Instruction:
Retype all of the items below word for word, changing nothing.

Collected data:
━━━━━━━━━━━━━━━━
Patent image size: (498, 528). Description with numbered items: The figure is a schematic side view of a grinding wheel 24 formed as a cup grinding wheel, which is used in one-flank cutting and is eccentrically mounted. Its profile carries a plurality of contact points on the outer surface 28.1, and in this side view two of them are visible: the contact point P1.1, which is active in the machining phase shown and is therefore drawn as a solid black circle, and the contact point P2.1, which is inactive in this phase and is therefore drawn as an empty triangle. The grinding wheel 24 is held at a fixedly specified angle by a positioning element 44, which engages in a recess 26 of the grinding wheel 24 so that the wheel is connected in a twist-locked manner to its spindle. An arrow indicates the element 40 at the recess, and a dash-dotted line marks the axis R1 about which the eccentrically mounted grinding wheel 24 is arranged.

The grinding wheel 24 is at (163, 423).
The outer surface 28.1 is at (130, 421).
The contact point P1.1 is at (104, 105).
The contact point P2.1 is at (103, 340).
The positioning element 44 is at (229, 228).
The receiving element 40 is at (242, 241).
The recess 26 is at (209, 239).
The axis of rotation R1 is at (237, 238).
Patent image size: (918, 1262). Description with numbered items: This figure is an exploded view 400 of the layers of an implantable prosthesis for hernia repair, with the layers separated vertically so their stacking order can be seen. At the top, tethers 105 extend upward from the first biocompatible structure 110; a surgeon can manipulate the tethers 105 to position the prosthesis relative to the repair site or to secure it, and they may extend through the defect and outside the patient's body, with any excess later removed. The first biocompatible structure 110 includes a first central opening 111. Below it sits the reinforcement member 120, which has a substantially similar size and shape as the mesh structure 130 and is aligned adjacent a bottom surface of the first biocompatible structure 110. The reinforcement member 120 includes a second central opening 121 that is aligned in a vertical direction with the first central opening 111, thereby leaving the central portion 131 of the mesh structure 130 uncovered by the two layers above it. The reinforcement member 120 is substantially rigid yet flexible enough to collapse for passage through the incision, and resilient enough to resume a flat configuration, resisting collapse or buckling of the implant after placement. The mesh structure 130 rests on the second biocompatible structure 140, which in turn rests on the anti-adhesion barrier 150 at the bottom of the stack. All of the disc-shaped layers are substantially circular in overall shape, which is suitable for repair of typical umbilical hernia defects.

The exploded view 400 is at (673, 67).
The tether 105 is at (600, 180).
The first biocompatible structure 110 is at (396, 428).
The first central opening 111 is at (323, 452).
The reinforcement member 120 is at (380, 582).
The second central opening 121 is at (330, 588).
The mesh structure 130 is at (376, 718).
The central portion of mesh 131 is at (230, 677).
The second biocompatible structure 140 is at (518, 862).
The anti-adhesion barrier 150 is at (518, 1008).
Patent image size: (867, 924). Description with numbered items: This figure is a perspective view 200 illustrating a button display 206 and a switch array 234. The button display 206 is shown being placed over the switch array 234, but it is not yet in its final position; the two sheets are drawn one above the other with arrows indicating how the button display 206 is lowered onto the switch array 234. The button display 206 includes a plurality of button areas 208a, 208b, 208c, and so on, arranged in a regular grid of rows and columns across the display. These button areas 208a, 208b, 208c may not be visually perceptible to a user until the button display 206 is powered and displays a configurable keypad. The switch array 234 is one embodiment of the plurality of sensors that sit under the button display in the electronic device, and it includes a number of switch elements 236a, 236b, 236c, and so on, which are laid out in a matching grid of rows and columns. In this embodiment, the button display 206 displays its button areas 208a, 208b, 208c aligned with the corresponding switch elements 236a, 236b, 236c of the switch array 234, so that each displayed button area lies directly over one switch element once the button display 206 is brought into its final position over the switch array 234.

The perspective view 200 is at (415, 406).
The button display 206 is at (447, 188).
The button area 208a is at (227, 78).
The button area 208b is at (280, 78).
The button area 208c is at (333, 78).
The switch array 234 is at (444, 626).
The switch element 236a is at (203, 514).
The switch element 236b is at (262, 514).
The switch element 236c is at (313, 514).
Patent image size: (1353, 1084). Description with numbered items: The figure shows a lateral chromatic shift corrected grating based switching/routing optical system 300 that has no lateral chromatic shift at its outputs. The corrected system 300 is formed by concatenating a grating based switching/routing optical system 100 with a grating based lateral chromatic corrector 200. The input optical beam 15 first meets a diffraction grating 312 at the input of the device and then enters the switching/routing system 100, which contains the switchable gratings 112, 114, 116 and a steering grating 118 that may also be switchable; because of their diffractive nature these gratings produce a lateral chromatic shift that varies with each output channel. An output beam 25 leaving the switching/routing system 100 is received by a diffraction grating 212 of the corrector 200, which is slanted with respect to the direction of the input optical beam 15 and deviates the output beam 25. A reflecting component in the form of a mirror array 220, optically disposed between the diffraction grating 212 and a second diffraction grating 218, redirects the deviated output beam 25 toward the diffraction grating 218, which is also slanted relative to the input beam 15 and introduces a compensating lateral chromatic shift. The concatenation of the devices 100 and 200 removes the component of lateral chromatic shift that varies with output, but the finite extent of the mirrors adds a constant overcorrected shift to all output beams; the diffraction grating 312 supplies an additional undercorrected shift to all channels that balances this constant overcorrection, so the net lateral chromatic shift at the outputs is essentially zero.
━━━━━━━━━━━━━━━━
Result of this exercise:
Patent image size: (498, 528). Description with numbered items: The figure is a schematic side view of a grinding wheel 24 formed as a cup grinding wheel, which is used in one-flank cutting and is eccentrically mounted. Its profile carries a plurality of contact points on the outer surface 28.1, and in this side view two of them are visible: the contact point P1.1, which is active in the machining phase shown and is therefore drawn as a solid black circle, and the contact point P2.1, which is inactive in this phase and is therefore drawn as an empty triangle. The grinding wheel 24 is held at a fixedly specified angle by a positioning element 44, which engages in a recess 26 of the grinding wheel 24 so that the wheel is connected in a twist-locked manner to its spindle. An arrow indicates the element 40 at the recess, and a dash-dotted line marks the axis R1 about which the eccentrically mounted grinding wheel 24 is arranged.

The grinding wheel 24 is at (163, 423).
The outer surface 28.1 is at (130, 421).
The contact point P1.1 is at (104, 105).
The contact point P2.1 is at (103, 340).
The positioning element 44 is at (229, 228).
The receiving element 40 is at (242, 241).
The recess 26 is at (209, 239).
The axis of rotation R1 is at (237, 238).
Patent image size: (918, 1262). Description with numbered items: This figure is an exploded view 400 of the layers of an implantable prosthesis for hernia repair, with the layers separated vertically so their stacking order can be seen. At the top, tethers 105 extend upward from the first biocompatible structure 110; a surgeon can manipulate the tethers 105 to position the prosthesis relative to the repair site or to secure it, and they may extend through the defect and outside the patient's body, with any excess later removed. The first biocompatible structure 110 includes a first central opening 111. Below it sits the reinforcement member 120, which has a substantially similar size and shape as the mesh structure 130 and is aligned adjacent a bottom surface of the first biocompatible structure 110. The reinforcement member 120 includes a second central opening 121 that is aligned in a vertical direction with the first central opening 111, thereby leaving the central portion 131 of the mesh structure 130 uncovered by the two layers above it. The reinforcement member 120 is substantially rigid yet flexible enough to collapse for passage through the incision, and resilient enough to resume a flat configuration, resisting collapse or buckling of the implant after placement. The mesh structure 130 rests on the second biocompatible structure 140, which in turn rests on the anti-adhesion barrier 150 at the bottom of the stack. All of the disc-shaped layers are substantially circular in overall shape, which is suitable for repair of typical umbilical hernia defects.

The exploded view 400 is at (673, 67).
The tether 105 is at (600, 180).
The first biocompatible structure 110 is at (396, 428).
The first central opening 111 is at (323, 452).
The reinforcement member 120 is at (380, 582).
The second central opening 121 is at (330, 588).
The mesh structure 130 is at (376, 718).
The central portion of mesh 131 is at (230, 677).
The second biocompatible structure 140 is at (518, 862).
The anti-adhesion barrier 150 is at (518, 1008).
Patent image size: (867, 924). Description with numbered items: This figure is a perspective view 200 illustrating a button display 206 and a switch array 234. The button display 206 is shown being placed over the switch array 234, but it is not yet in its final position; the two sheets are drawn one above the other with arrows indicating how the button display 206 is lowered onto the switch array 234. The button display 206 includes a plurality of button areas 208a, 208b, 208c, and so on, arranged in a regular grid of rows and columns across the display. These button areas 208a, 208b, 208c may not be visually perceptible to a user until the button display 206 is powered and displays a configurable keypad. The switch array 234 is one embodiment of the plurality of sensors that sit under the button display in the electronic device, and it includes a number of switch elements 236a, 236b, 236c, and so on, which are laid out in a matching grid of rows and columns. In this embodiment, the button display 206 displays its button areas 208a, 208b, 208c aligned with the corresponding switch elements 236a, 236b, 236c of the switch array 234, so that each displayed button area lies directly over one switch element once the button display 206 is brought into its final position over the switch array 234.

The perspective view 200 is at (415, 406).
The button display 206 is at (447, 188).
The button area 208a is at (227, 78).
The button area 208b is at (280, 78).
The button area 208c is at (333, 78).
The switch array 234 is at (444, 626).
The switch element 236a is at (203, 514).
The switch element 236b is at (262, 514).
The switch element 236c is at (313, 514).
Patent image size: (1353, 1084). Description with numbered items: The figure shows a lateral chromatic shift corrected grating based switching/routing optical system 300 that has no lateral chromatic shift at its outputs. The corrected system 300 is formed by concatenating a grating based switching/routing optical system 100 with a grating based lateral chromatic corrector 200. The input optical beam 15 first meets a diffraction grating 312 at the input of the device and then enters the switching/routing system 100, which contains the switchable gratings 112, 114, 116 and a steering grating 118 that may also be switchable; because of their diffractive nature these gratings produce a lateral chromatic shift that varies with each output channel. An output beam 25 leaving the switching/routing system 100 is received by a diffraction grating 212 of the corrector 200, which is slanted with respect to the direction of the input optical beam 15 and deviates the output beam 25. A reflecting component in the form of a mirror array 220, optically disposed between the diffraction grating 212 and a second diffraction grating 218, redirects the deviated output beam 25 toward the diffraction grating 218, which is also slanted relative to the input beam 15 and introduces a compensating lateral chromatic shift. The concatenation of the devices 100 and 200 removes the component of lateral chromatic shift that varies with output, but the finite extent of the mirrors adds a constant overcorrected shift to all output beams; the diffraction grating 312 supplies an additional undercorrected shift to all channels that balances this constant overcorrection, so the net lateral chromatic shift at the outputs is essentially zero.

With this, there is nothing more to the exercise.